§ **Compito da svolgere**
Puoi proseguire il testo sulla prescrizione di sanzioni e interessi tributari, ripartendo subito dopo l'ultima frase riportata?

*** Testo della pagina

Dagli atti di causa, tuttavia, risulta che la notifica dell'atto di intimazione impugnato sia stata effettuata a mani del destinatario (vedi relativa relata prodotta dall'Ufficio), il che, come correttamente precisato dal
Giudice di prime cure “esclude in radice ogni dubbio sul buon esito della Procedura”. La CTP, dunque, nel ritenere esistente la notifica della cartella di pagamento perché eseguita direttamente nelle mani del destinatario, ha fatto corretta applicazione dei principi di diritto
Il motivo è pertanto infondato e deve essere respinto.
Con il terzo motivo di impugnazione, ribadendo quanto lamentato in primo grado, l'Appellante eccepisce l'illegittimità della sentenza per violazione degli artt. 2953, 2948, n° 4 C.C. e 20, comma 3, D.lgs. n° 472/97 - prescrizione quinquennale del credito tributario, sanzioni e gli interessi – mancata pronuncia su sanzioni e interessi.
Il motivo è fondato. Sul punto, si osserva che secondo il consolidato orientamento della Corte di cassazione mentre il credito per l'imposta può soggiacere al termine decennale, il diritto alla riscossione degli interessi e delle sanzioni tributarie è soggetto alla prescrizione quinquennale ex art. 2948, n. 4 del Codice Civile, trattandosi di obbligazioni periodiche o accessorie.
Tale principio di diritto è stato ribadito con Ordinanza del 27 febbraio 2024 n. 5220, che ha precisato :”Con particolare riferimento agli interessi, essi sono infatti regolati – secondo la giurisprudenza largamente prevalente di questa Corte – da una norma di diritto comune quale l'art. 2948, n. 4, cod. civ., secondo cui l'obbligazione relativa riveste natura autonoma rispetto al debito principale e soggiace al generalizzato termine di prescrizione quinquennale fissato dalla suddetta disposizione (Cass., Sez. VI, 14 settembre 2022, n. 27055; Cass., Sez. VI, 28 aprile 2022, n. 13258; Cass., Sez. VI, 8 marzo 2022, n. 7486; Cass., Sez. VI, 24 gennaio 2022, n. 1980; Cass., Sez. V, 3 ottobre 2021, n. 31283; Cass., Sez. V, 15 ottobre 2020, n. 22351;
Cass., Sez. V, 10 luglio 2020, n. 20955; Cass., Sez. V, 27 novembre 2019, n. 30901; Cass., Sez. VI, 25 luglio 2014, n. 17020; Cass., Sez. V, 14 marzo 2007, n. 5954; in termini analoghi Cass., Sez. II, 27 novembre 2009, n. 25047; Cass., Sez. III, 21 marzo 2013, n. 7127). Quanto alle sanzioni, l'espressa previsione del termine quinquennale è stata oggetto di applicazione, da ultimo, da parte di Cass. 24/01/2023, n. 2095. Viceversa anche per gli accessori si applica il termine decennale, previsto dall'art. 2953, cod. civ., ma esclusivamente allorché essi siano oggetto di pronuncia giudiziale, come appunto affermato con riguardo alle sanzioni proprio dalla pronuncia citata dalla difesa erariale a sostegno della propria tesi…”. Nel caso di specie, tra la notifica della cartella di pagamento originaria, risalente al 2003, come da controdeduzioni, e la notifica dell'intimazione impugnata, è decorso un termine superiore ai cinque anni senza atti interruttivi validi per tali specifiche voci.

******
*** Elenco voci

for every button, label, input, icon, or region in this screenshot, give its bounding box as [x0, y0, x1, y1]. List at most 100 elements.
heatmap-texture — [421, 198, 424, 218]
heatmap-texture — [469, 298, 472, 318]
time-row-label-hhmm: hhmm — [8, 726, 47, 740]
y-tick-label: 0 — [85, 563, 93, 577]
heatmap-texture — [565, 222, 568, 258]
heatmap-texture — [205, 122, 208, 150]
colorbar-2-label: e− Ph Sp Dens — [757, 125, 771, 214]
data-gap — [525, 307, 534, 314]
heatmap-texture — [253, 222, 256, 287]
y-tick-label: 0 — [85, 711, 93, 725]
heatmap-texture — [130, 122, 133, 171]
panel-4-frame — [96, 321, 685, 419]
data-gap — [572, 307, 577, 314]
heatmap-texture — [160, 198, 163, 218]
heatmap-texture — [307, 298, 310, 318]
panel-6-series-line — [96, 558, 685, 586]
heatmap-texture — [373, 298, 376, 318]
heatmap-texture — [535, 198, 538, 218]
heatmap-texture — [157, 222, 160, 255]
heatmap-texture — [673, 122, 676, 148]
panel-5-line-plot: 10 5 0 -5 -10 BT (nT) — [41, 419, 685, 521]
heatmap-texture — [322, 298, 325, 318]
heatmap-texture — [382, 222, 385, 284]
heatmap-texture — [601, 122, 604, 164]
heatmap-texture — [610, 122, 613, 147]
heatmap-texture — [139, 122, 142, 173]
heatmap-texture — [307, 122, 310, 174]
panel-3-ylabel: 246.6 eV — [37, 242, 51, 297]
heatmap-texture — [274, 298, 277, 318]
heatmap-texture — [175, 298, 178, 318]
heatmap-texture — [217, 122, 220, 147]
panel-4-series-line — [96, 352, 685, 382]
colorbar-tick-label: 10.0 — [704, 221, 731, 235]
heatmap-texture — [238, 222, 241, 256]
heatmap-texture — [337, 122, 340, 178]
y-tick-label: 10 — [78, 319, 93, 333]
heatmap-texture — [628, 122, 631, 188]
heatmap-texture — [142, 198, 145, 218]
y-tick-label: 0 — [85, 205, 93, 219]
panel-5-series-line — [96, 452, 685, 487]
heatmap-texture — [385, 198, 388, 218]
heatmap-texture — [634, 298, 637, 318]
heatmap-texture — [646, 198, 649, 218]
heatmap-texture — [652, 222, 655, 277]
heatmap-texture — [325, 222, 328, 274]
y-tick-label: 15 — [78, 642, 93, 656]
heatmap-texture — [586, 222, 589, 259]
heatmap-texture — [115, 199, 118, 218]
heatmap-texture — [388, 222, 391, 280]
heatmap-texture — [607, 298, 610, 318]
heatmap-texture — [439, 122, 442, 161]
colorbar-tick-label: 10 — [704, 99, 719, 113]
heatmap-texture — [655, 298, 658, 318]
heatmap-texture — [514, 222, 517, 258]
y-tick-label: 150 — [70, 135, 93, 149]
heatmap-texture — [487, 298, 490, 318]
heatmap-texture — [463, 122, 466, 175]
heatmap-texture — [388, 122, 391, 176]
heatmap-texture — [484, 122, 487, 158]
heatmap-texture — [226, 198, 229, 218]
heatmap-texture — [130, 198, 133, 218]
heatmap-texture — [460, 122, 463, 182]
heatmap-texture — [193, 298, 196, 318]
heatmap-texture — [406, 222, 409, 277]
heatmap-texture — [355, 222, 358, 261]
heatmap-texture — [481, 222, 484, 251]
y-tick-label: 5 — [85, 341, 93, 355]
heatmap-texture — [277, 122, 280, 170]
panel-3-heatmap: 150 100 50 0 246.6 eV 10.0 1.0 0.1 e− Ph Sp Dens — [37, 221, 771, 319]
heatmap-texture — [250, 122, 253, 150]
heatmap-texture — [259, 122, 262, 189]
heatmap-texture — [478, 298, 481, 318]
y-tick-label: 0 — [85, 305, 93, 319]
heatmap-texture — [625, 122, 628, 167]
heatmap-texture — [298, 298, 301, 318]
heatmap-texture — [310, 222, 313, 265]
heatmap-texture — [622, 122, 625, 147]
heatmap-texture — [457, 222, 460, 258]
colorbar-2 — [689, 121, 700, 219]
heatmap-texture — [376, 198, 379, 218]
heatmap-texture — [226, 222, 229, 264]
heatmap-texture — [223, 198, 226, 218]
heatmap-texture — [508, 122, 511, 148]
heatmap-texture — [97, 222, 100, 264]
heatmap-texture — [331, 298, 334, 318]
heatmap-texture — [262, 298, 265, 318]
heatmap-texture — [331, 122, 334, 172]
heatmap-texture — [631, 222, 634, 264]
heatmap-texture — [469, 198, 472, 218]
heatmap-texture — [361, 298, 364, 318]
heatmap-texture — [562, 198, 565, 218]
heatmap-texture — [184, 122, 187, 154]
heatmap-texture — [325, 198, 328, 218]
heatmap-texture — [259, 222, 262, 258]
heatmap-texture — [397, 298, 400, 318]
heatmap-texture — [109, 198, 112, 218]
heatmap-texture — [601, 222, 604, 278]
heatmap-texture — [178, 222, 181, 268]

******

§ **Esercizio svolto**
Pertanto, la pretesa relativa agli interessi e sanzioni deve essere annullata per intervenuta prescrizione.
Per i motivi di diritto sopra esposti, il ricorso deve essere parzialmente accolto, la sentenza impugnata parzialmente riformata con annullamento di interessi e sanzioni con la correzione dell'errore materiale relativo alla corretta indicazione della cessazione della materia del contendere, relativamente alla cartella
02520000033128463, respinto per il resto. Le spese dveono essere compensate.
P.Q.M.
La Corte accoglie parzialmente il ricorso in appello, riforma parzialmente la sentenza impugnata, dichiara cessata la materia del contendere relativamnete ai crediti portati nella cartella 02520000033128463, annulla interessi e sanzioni esposte nell'atto impugnato e compensa le spese.